To be done
Skip the images and copy each record exactly as written.

Supplied records

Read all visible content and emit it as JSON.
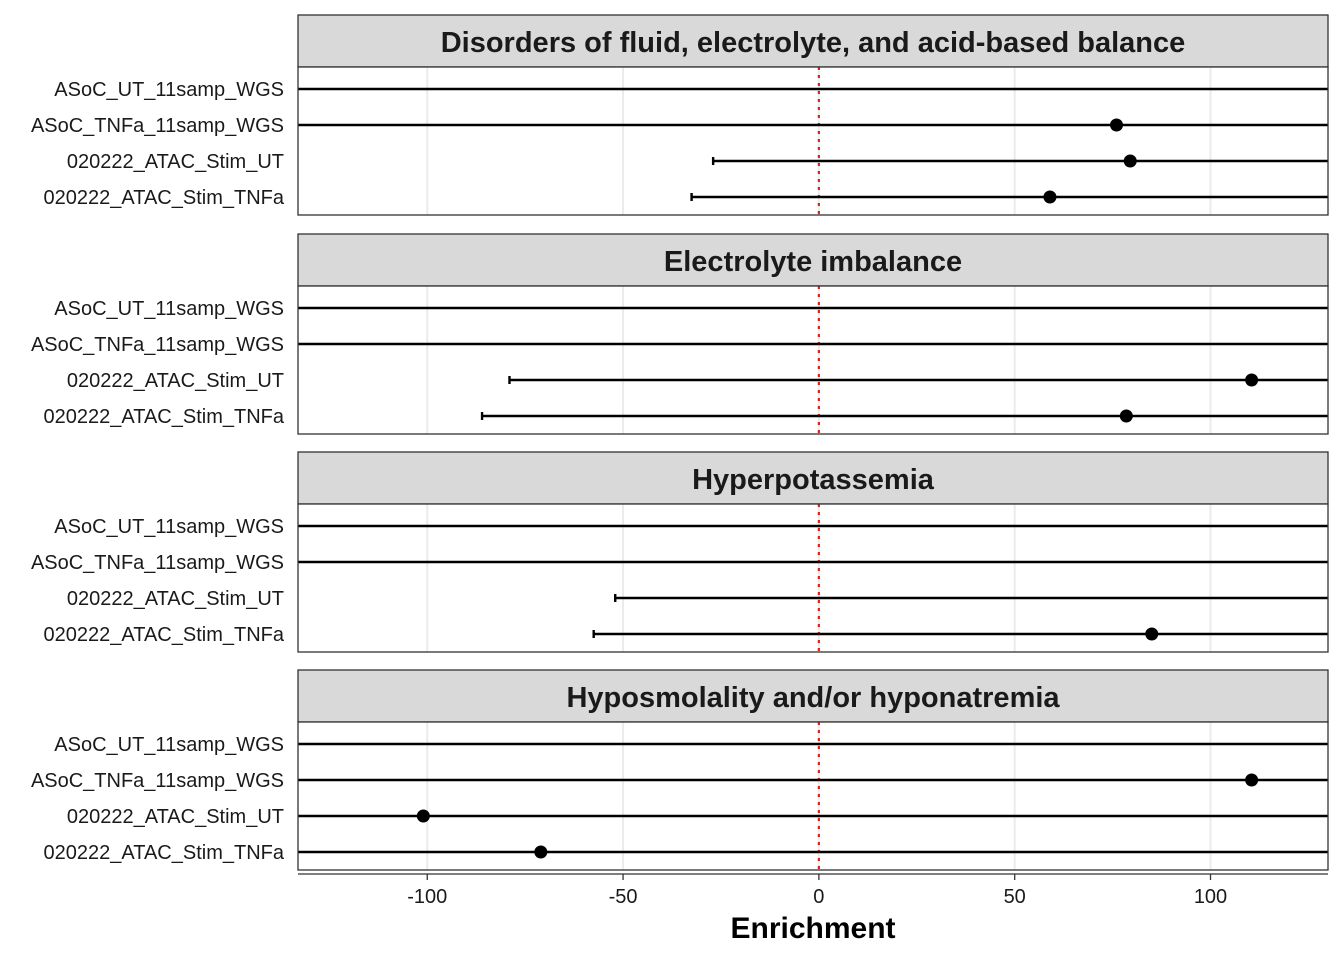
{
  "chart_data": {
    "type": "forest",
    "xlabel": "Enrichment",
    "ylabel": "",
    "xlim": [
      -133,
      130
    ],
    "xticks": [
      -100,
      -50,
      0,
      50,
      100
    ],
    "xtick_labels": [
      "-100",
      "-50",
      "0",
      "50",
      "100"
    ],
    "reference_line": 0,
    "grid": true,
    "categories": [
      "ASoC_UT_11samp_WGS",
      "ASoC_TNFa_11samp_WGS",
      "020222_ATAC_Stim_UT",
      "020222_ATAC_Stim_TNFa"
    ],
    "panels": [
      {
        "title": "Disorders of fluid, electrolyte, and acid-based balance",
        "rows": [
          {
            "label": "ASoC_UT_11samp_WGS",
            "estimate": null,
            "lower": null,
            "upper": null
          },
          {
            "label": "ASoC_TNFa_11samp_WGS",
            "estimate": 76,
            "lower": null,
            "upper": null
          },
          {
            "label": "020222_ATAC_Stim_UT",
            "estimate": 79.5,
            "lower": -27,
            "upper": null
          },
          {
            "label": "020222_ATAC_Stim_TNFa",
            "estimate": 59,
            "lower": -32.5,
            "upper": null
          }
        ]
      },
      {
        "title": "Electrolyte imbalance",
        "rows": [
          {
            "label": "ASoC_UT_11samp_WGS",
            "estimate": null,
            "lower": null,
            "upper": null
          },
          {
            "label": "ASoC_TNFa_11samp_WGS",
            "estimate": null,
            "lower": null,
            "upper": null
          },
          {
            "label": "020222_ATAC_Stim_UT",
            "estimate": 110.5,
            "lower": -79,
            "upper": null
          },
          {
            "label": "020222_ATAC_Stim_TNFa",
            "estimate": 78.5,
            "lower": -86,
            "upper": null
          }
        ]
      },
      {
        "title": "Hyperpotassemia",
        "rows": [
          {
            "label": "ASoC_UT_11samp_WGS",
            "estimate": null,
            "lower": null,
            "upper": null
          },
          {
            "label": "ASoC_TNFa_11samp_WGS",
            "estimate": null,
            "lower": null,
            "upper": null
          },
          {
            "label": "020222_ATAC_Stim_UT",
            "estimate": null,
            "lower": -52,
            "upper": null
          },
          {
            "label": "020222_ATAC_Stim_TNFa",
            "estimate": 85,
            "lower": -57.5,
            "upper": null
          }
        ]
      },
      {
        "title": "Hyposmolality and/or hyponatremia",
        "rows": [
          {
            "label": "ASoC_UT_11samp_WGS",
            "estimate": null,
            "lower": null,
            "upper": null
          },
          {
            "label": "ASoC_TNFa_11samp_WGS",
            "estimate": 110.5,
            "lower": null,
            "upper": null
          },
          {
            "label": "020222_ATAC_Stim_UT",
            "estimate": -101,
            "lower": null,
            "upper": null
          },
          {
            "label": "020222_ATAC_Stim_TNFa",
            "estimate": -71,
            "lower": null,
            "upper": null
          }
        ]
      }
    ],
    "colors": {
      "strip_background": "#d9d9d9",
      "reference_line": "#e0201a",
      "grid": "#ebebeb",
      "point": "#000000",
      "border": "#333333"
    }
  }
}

Full answer
Read all visible content and emit it as JSON.
{
  "chart_data": {
    "type": "forest",
    "xlabel": "Enrichment",
    "ylabel": "",
    "xlim": [
      -133,
      130
    ],
    "xticks": [
      -100,
      -50,
      0,
      50,
      100
    ],
    "xtick_labels": [
      "-100",
      "-50",
      "0",
      "50",
      "100"
    ],
    "reference_line": 0,
    "grid": true,
    "categories": [
      "ASoC_UT_11samp_WGS",
      "ASoC_TNFa_11samp_WGS",
      "020222_ATAC_Stim_UT",
      "020222_ATAC_Stim_TNFa"
    ],
    "panels": [
      {
        "title": "Disorders of fluid, electrolyte, and acid-based balance",
        "rows": [
          {
            "label": "ASoC_UT_11samp_WGS",
            "estimate": null,
            "lower": null,
            "upper": null
          },
          {
            "label": "ASoC_TNFa_11samp_WGS",
            "estimate": 76,
            "lower": null,
            "upper": null
          },
          {
            "label": "020222_ATAC_Stim_UT",
            "estimate": 79.5,
            "lower": -27,
            "upper": null
          },
          {
            "label": "020222_ATAC_Stim_TNFa",
            "estimate": 59,
            "lower": -32.5,
            "upper": null
          }
        ]
      },
      {
        "title": "Electrolyte imbalance",
        "rows": [
          {
            "label": "ASoC_UT_11samp_WGS",
            "estimate": null,
            "lower": null,
            "upper": null
          },
          {
            "label": "ASoC_TNFa_11samp_WGS",
            "estimate": null,
            "lower": null,
            "upper": null
          },
          {
            "label": "020222_ATAC_Stim_UT",
            "estimate": 110.5,
            "lower": -79,
            "upper": null
          },
          {
            "label": "020222_ATAC_Stim_TNFa",
            "estimate": 78.5,
            "lower": -86,
            "upper": null
          }
        ]
      },
      {
        "title": "Hyperpotassemia",
        "rows": [
          {
            "label": "ASoC_UT_11samp_WGS",
            "estimate": null,
            "lower": null,
            "upper": null
          },
          {
            "label": "ASoC_TNFa_11samp_WGS",
            "estimate": null,
            "lower": null,
            "upper": null
          },
          {
            "label": "020222_ATAC_Stim_UT",
            "estimate": null,
            "lower": -52,
            "upper": null
          },
          {
            "label": "020222_ATAC_Stim_TNFa",
            "estimate": 85,
            "lower": -57.5,
            "upper": null
          }
        ]
      },
      {
        "title": "Hyposmolality and/or hyponatremia",
        "rows": [
          {
            "label": "ASoC_UT_11samp_WGS",
            "estimate": null,
            "lower": null,
            "upper": null
          },
          {
            "label": "ASoC_TNFa_11samp_WGS",
            "estimate": 110.5,
            "lower": null,
            "upper": null
          },
          {
            "label": "020222_ATAC_Stim_UT",
            "estimate": -101,
            "lower": null,
            "upper": null
          },
          {
            "label": "020222_ATAC_Stim_TNFa",
            "estimate": -71,
            "lower": null,
            "upper": null
          }
        ]
      }
    ],
    "colors": {
      "strip_background": "#d9d9d9",
      "reference_line": "#e0201a",
      "grid": "#ebebeb",
      "point": "#000000",
      "border": "#333333"
    }
  }
}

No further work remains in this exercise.